▶ **Exercise prompt**
Search the data for the word "hiking" and copy every line that contains it.

▶ **Raw data**
....
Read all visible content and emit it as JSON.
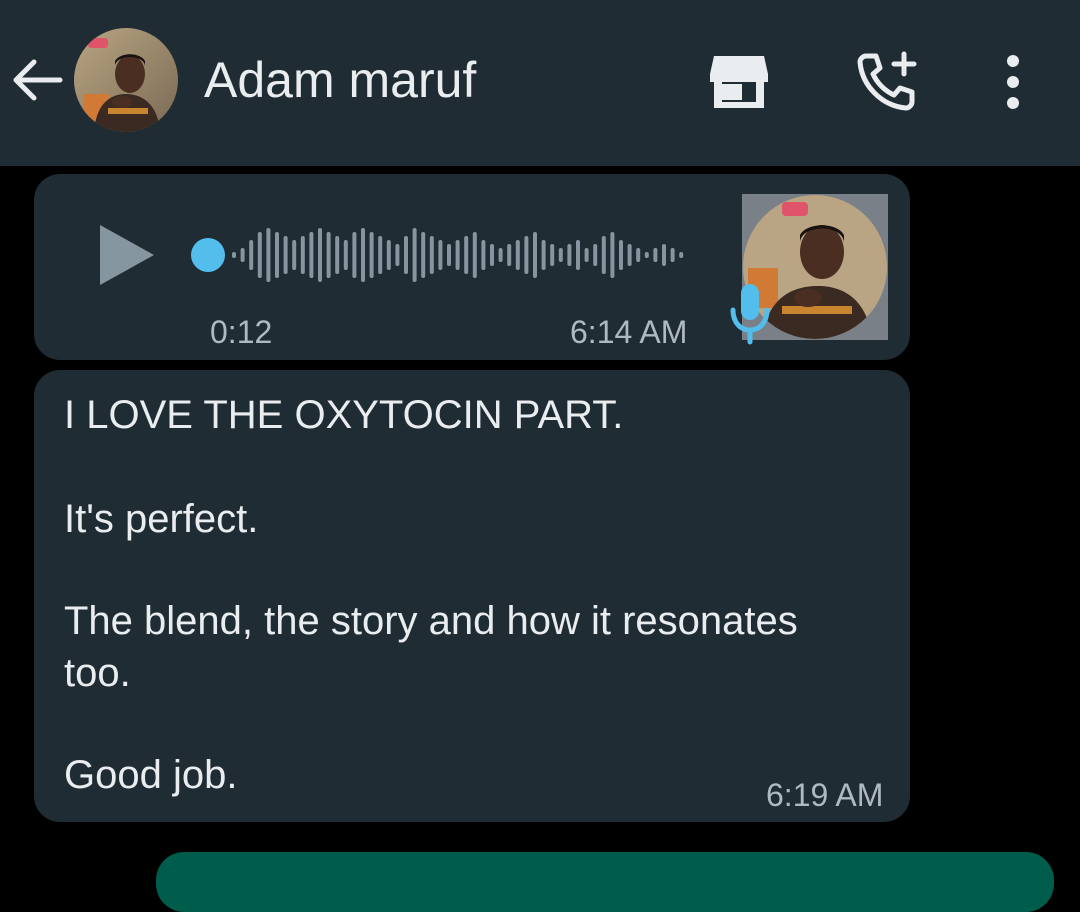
{
  "header": {
    "contact_name": "Adam maruf",
    "icons": [
      "back-arrow-icon",
      "avatar",
      "store-icon",
      "add-call-icon",
      "more-vert-icon"
    ]
  },
  "voice_message": {
    "duration": "0:12",
    "time": "6:14 AM",
    "progress": 0,
    "icons": [
      "play-icon",
      "mic-icon"
    ]
  },
  "text_message": {
    "lines": [
      "I LOVE THE OXYTOCIN PART.",
      "It's perfect.",
      "The blend, the story and how it resonates",
      "too.",
      "Good job."
    ],
    "time": "6:19 AM"
  },
  "colors": {
    "header_bg": "#202c33",
    "bubble_bg": "#202c33",
    "outgoing_bg": "#005c4b",
    "accent": "#53bdeb",
    "chat_bg": "#000000"
  }
}
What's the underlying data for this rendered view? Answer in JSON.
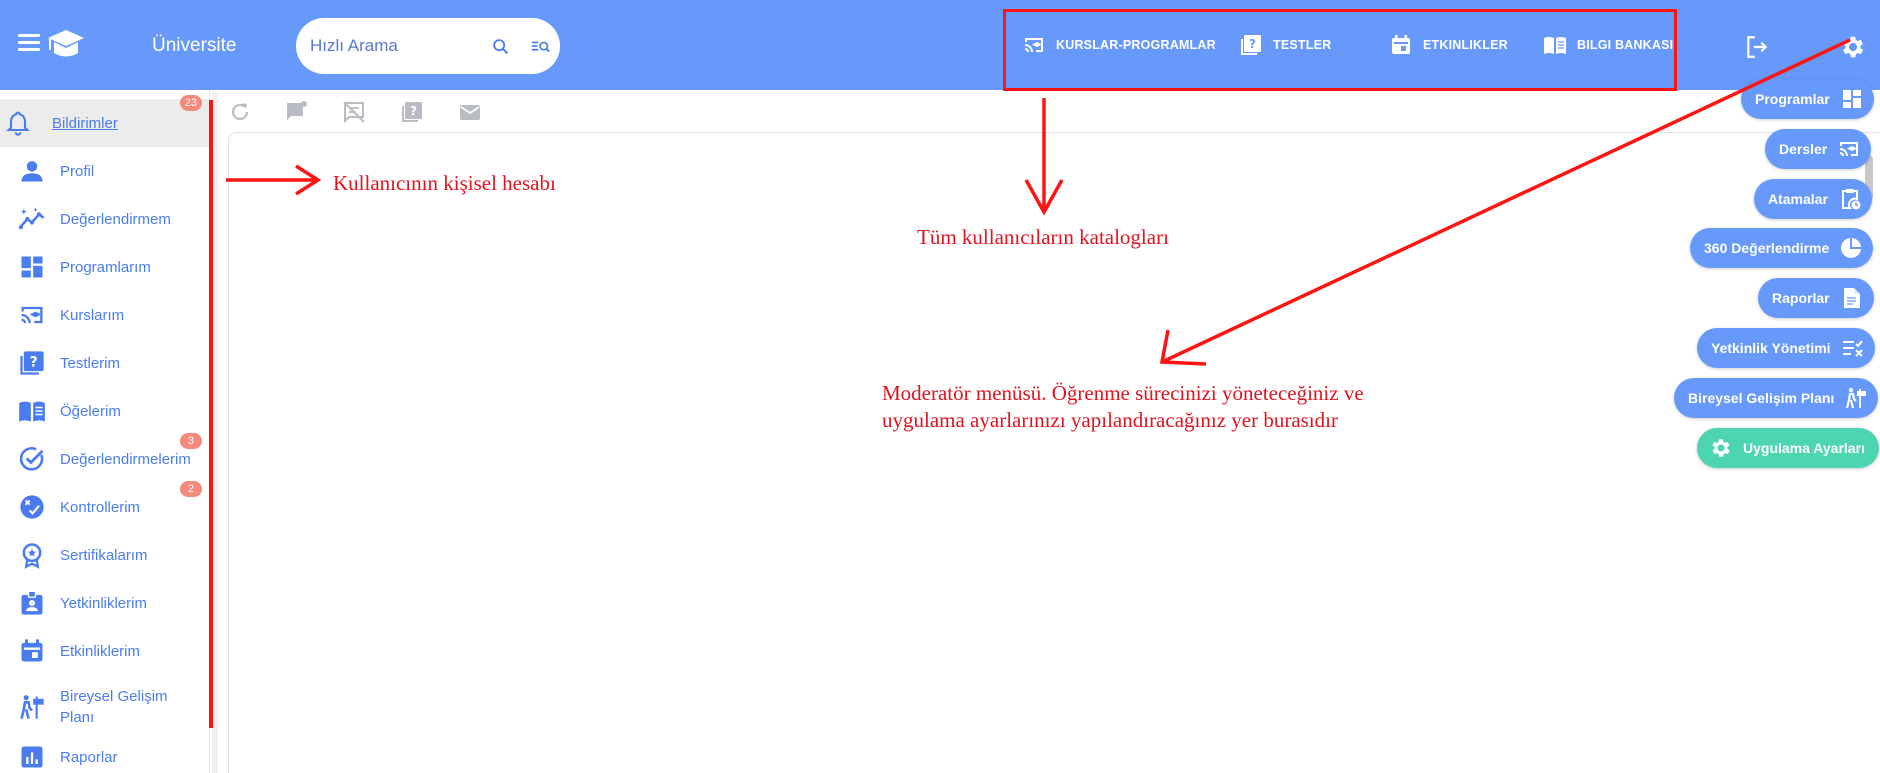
{
  "header": {
    "app_title": "Üniversite",
    "search": {
      "placeholder": "Hızlı Arama"
    },
    "nav": [
      {
        "label": "KURSLAR-PROGRAMLAR",
        "icon": "cast-for-education-icon"
      },
      {
        "label": "TESTLER",
        "icon": "quiz-icon"
      },
      {
        "label": "ETKINLIKLER",
        "icon": "calendar-icon"
      },
      {
        "label": "BILGI BANKASI",
        "icon": "menu-book-icon"
      }
    ]
  },
  "sidebar": {
    "items": [
      {
        "label": "Bildirimler",
        "icon": "bell-icon",
        "badge": "23",
        "active": true
      },
      {
        "label": "Profil",
        "icon": "person-icon"
      },
      {
        "label": "Değerlendirmem",
        "icon": "insights-icon"
      },
      {
        "label": "Programlarım",
        "icon": "dashboard-icon"
      },
      {
        "label": "Kurslarım",
        "icon": "cast-for-education-icon"
      },
      {
        "label": "Testlerim",
        "icon": "quiz-icon"
      },
      {
        "label": "Öğelerim",
        "icon": "menu-book-icon"
      },
      {
        "label": "Değerlendirmelerim",
        "icon": "check-circle-icon",
        "badge": "3"
      },
      {
        "label": "Kontrollerim",
        "icon": "rule-circle-icon",
        "badge": "2"
      },
      {
        "label": "Sertifikalarım",
        "icon": "award-icon"
      },
      {
        "label": "Yetkinliklerim",
        "icon": "badge-icon"
      },
      {
        "label": "Etkinliklerim",
        "icon": "calendar-icon"
      },
      {
        "label": "Bireysel Gelişim Planı",
        "icon": "hiking-signpost-icon"
      },
      {
        "label": "Raporlar",
        "icon": "bar-chart-icon"
      }
    ]
  },
  "moderator_menu": [
    {
      "label": "Programlar",
      "icon": "dashboard-icon"
    },
    {
      "label": "Dersler",
      "icon": "cast-for-education-icon"
    },
    {
      "label": "Atamalar",
      "icon": "clipboard-clock-icon"
    },
    {
      "label": "360 Değerlendirme",
      "icon": "pie-chart-icon"
    },
    {
      "label": "Raporlar",
      "icon": "document-icon"
    },
    {
      "label": "Yetkinlik Yönetimi",
      "icon": "rule-list-icon"
    },
    {
      "label": "Bireysel Gelişim Planı",
      "icon": "hiking-signpost-icon"
    },
    {
      "label": "Uygulama Ayarları",
      "icon": "gear-icon",
      "color": "#4dd4b0"
    }
  ],
  "annotations": {
    "personal_account": "Kullanıcının kişisel hesabı",
    "catalogs": "Tüm kullanıcıların katalogları",
    "moderator_line1": "Moderatör menüsü. Öğrenme sürecinizi yöneteceğiniz ve",
    "moderator_line2": "uygulama ayarlarınızı yapılandıracağınız yer burasıdır"
  },
  "colors": {
    "topbar": "#6799fb",
    "accent_text": "#4a7cf0",
    "annotation_red": "#e0141f",
    "badge": "#f48a7c",
    "settings_button": "#4dd4b0"
  }
}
....
▶ **Task solution**
        "icon": "hiking-signpost-icon"
      "icon": "hiking-signpost-icon"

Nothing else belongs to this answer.